Given instruction:
Read the records below and copy each line that contains "average".

═════ Provided records

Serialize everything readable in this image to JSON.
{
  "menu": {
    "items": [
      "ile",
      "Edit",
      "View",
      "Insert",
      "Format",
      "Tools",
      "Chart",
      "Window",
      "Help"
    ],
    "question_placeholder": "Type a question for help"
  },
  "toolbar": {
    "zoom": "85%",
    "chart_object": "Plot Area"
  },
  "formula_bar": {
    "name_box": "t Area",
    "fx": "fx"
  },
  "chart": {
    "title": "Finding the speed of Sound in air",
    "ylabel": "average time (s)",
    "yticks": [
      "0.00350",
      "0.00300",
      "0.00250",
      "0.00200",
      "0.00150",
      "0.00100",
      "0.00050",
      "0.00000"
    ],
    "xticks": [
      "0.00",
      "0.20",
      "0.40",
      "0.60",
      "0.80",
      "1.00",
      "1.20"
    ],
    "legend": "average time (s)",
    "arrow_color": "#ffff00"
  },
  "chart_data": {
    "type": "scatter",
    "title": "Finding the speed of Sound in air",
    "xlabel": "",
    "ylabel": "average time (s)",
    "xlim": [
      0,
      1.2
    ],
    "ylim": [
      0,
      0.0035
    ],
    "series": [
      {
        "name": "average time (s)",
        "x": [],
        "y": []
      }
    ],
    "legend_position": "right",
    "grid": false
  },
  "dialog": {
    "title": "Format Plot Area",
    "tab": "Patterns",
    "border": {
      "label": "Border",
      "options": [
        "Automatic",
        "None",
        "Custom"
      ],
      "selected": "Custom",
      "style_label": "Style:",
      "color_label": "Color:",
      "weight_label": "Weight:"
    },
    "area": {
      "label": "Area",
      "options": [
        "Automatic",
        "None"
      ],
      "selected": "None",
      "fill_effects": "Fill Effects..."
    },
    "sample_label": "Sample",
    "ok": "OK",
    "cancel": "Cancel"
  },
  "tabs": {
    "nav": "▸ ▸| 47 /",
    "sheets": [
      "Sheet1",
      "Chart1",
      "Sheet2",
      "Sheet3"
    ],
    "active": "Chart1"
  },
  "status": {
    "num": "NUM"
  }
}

══════════

Output for this task:
    "ylabel": "average time (s)",
    "legend": "average time (s)",
    "ylabel": "average time (s)",
        "name": "average time (s)",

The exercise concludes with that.